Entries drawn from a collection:

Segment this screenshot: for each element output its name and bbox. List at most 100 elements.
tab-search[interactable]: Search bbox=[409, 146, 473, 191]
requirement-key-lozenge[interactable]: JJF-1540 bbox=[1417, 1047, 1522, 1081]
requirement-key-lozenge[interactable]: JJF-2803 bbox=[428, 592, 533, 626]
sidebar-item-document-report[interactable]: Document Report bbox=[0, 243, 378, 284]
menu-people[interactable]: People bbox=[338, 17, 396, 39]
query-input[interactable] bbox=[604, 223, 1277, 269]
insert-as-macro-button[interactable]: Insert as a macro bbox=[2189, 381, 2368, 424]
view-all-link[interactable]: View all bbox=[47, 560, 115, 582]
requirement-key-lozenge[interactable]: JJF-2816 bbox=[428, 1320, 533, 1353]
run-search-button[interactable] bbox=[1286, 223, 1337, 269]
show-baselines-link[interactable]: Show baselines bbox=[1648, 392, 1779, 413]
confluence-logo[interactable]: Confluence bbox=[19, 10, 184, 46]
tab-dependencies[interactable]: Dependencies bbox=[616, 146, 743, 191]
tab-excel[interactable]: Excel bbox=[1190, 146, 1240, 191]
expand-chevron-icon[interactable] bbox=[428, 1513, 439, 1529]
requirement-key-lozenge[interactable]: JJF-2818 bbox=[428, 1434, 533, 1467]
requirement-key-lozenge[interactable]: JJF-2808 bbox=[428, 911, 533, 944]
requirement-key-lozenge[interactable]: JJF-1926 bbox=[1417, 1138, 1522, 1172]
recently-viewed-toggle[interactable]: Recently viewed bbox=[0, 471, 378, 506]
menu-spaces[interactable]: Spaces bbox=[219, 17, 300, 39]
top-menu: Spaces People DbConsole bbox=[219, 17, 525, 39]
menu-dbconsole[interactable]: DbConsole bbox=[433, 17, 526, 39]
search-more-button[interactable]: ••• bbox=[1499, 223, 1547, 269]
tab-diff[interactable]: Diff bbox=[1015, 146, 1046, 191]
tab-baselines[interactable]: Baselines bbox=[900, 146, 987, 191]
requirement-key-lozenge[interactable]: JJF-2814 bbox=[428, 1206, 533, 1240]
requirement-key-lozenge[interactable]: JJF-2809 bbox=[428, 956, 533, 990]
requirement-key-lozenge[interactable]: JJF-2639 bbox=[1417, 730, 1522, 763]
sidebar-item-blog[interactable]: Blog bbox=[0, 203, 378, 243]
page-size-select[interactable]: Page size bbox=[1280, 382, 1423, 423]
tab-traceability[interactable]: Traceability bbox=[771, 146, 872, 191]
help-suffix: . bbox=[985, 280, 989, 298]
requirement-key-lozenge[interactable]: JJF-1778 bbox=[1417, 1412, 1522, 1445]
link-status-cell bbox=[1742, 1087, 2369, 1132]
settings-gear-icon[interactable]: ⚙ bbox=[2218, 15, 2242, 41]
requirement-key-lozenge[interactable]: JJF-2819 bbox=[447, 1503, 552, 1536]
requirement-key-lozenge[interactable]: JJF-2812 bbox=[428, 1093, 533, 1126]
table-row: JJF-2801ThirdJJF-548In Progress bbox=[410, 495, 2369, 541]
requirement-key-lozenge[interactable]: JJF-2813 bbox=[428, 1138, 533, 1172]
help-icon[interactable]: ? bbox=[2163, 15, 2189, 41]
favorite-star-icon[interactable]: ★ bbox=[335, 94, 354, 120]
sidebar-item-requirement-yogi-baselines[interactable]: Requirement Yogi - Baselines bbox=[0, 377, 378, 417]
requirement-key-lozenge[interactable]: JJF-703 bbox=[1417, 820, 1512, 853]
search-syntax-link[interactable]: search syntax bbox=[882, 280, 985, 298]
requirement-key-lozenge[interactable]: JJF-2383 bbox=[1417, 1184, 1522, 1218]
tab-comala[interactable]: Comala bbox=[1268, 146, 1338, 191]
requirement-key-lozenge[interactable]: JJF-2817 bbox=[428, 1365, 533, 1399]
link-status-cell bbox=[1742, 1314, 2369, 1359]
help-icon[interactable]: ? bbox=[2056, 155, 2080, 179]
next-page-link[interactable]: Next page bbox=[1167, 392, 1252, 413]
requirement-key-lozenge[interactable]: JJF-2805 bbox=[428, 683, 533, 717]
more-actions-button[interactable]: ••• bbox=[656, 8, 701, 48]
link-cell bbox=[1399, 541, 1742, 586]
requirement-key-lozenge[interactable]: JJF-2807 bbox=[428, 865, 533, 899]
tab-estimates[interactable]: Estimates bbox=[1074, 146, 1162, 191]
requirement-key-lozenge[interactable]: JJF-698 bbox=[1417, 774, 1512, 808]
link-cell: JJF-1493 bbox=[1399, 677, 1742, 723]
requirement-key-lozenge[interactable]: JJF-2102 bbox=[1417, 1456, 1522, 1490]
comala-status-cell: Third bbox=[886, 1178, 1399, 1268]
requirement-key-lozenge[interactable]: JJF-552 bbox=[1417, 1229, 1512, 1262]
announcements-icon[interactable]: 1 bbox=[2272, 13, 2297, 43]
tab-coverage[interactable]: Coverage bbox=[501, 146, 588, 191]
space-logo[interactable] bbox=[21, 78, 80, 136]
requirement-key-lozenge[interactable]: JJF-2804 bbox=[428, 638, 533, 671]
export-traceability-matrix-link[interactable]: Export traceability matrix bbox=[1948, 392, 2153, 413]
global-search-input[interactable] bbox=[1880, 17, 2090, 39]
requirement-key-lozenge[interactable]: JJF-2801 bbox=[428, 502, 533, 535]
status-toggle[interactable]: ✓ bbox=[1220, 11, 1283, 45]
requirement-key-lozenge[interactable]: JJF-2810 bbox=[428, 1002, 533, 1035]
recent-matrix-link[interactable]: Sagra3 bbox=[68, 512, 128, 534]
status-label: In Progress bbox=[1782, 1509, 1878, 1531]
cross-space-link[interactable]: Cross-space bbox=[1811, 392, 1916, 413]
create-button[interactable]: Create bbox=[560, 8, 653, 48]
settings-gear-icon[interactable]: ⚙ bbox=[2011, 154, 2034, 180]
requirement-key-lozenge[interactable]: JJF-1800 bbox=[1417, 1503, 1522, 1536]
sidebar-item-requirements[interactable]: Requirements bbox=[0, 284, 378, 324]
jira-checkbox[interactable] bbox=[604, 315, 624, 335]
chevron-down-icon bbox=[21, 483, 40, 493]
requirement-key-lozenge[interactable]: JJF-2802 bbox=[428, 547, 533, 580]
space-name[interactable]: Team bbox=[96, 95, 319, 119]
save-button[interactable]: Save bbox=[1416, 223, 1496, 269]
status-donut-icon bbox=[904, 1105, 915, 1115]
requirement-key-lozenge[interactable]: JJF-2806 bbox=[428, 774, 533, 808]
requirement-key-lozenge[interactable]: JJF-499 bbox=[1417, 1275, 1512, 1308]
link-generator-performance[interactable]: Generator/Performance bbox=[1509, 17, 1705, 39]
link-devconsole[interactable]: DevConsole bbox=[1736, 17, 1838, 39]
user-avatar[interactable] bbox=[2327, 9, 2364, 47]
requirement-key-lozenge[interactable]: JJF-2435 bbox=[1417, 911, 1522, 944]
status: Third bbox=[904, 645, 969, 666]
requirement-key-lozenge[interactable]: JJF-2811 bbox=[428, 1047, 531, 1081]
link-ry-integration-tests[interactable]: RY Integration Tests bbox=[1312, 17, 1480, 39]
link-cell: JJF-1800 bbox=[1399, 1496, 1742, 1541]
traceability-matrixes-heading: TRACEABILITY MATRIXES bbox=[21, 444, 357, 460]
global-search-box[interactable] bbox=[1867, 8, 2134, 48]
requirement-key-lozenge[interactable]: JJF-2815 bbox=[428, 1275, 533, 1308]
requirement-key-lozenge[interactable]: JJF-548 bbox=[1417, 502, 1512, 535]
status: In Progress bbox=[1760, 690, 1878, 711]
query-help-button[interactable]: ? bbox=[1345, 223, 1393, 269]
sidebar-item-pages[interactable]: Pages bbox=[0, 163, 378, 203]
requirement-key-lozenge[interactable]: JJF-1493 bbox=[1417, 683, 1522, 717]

To be done: Retype the lines from the start of the records through the line with "page-size-select[interactable]: Page size", including that line.

Worked solution:
Segment this screenshot: for each element output its name and bbox. List at most 100 elements.
tab-search[interactable]: Search bbox=[409, 146, 473, 191]
requirement-key-lozenge[interactable]: JJF-1540 bbox=[1417, 1047, 1522, 1081]
requirement-key-lozenge[interactable]: JJF-2803 bbox=[428, 592, 533, 626]
sidebar-item-document-report[interactable]: Document Report bbox=[0, 243, 378, 284]
menu-people[interactable]: People bbox=[338, 17, 396, 39]
query-input[interactable] bbox=[604, 223, 1277, 269]
insert-as-macro-button[interactable]: Insert as a macro bbox=[2189, 381, 2368, 424]
view-all-link[interactable]: View all bbox=[47, 560, 115, 582]
requirement-key-lozenge[interactable]: JJF-2816 bbox=[428, 1320, 533, 1353]
run-search-button[interactable] bbox=[1286, 223, 1337, 269]
show-baselines-link[interactable]: Show baselines bbox=[1648, 392, 1779, 413]
confluence-logo[interactable]: Confluence bbox=[19, 10, 184, 46]
tab-dependencies[interactable]: Dependencies bbox=[616, 146, 743, 191]
tab-excel[interactable]: Excel bbox=[1190, 146, 1240, 191]
expand-chevron-icon[interactable] bbox=[428, 1513, 439, 1529]
requirement-key-lozenge[interactable]: JJF-2818 bbox=[428, 1434, 533, 1467]
requirement-key-lozenge[interactable]: JJF-2808 bbox=[428, 911, 533, 944]
requirement-key-lozenge[interactable]: JJF-1926 bbox=[1417, 1138, 1522, 1172]
recently-viewed-toggle[interactable]: Recently viewed bbox=[0, 471, 378, 506]
menu-spaces[interactable]: Spaces bbox=[219, 17, 300, 39]
top-menu: Spaces People DbConsole bbox=[219, 17, 525, 39]
menu-dbconsole[interactable]: DbConsole bbox=[433, 17, 526, 39]
search-more-button[interactable]: ••• bbox=[1499, 223, 1547, 269]
tab-diff[interactable]: Diff bbox=[1015, 146, 1046, 191]
tab-baselines[interactable]: Baselines bbox=[900, 146, 987, 191]
requirement-key-lozenge[interactable]: JJF-2814 bbox=[428, 1206, 533, 1240]
requirement-key-lozenge[interactable]: JJF-2809 bbox=[428, 956, 533, 990]
requirement-key-lozenge[interactable]: JJF-2639 bbox=[1417, 730, 1522, 763]
sidebar-item-blog[interactable]: Blog bbox=[0, 203, 378, 243]
page-size-select[interactable]: Page size bbox=[1280, 382, 1423, 423]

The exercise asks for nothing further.